● Written request:
In the material below, list every line carrying the string "this".

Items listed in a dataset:
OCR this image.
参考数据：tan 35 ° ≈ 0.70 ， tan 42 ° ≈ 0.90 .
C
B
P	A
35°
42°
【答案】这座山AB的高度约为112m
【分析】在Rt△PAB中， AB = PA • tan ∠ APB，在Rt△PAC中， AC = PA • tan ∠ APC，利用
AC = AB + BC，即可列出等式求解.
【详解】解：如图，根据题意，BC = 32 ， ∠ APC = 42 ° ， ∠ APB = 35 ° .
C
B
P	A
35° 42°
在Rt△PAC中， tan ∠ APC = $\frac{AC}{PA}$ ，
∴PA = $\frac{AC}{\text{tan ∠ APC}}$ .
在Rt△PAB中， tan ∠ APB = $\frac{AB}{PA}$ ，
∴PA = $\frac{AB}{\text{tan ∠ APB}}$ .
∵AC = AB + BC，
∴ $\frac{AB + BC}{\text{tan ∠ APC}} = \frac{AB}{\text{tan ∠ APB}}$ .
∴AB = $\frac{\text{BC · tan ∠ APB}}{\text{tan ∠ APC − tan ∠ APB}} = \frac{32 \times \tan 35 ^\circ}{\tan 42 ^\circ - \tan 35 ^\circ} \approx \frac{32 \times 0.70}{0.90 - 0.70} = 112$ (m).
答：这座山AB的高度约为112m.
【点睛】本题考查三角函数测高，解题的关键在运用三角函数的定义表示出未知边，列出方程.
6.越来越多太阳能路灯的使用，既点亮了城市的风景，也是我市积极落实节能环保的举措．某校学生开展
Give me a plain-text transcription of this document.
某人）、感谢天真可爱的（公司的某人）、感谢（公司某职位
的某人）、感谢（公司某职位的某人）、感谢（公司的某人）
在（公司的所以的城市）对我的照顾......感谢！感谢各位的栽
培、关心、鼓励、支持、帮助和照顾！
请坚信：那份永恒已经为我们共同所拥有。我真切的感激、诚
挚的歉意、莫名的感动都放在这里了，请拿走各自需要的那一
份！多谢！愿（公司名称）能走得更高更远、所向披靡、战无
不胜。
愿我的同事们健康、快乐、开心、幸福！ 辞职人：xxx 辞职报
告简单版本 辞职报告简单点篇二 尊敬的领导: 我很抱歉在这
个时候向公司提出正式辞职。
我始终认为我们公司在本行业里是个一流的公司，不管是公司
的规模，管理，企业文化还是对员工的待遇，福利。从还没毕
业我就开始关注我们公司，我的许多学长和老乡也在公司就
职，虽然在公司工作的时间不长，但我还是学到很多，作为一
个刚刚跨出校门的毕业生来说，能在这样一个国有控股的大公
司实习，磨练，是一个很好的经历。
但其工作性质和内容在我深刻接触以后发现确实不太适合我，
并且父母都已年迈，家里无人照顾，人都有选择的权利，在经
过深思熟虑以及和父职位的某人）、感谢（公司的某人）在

● Correct response:
OCR this image.
Give me a plain-text transcription of this document.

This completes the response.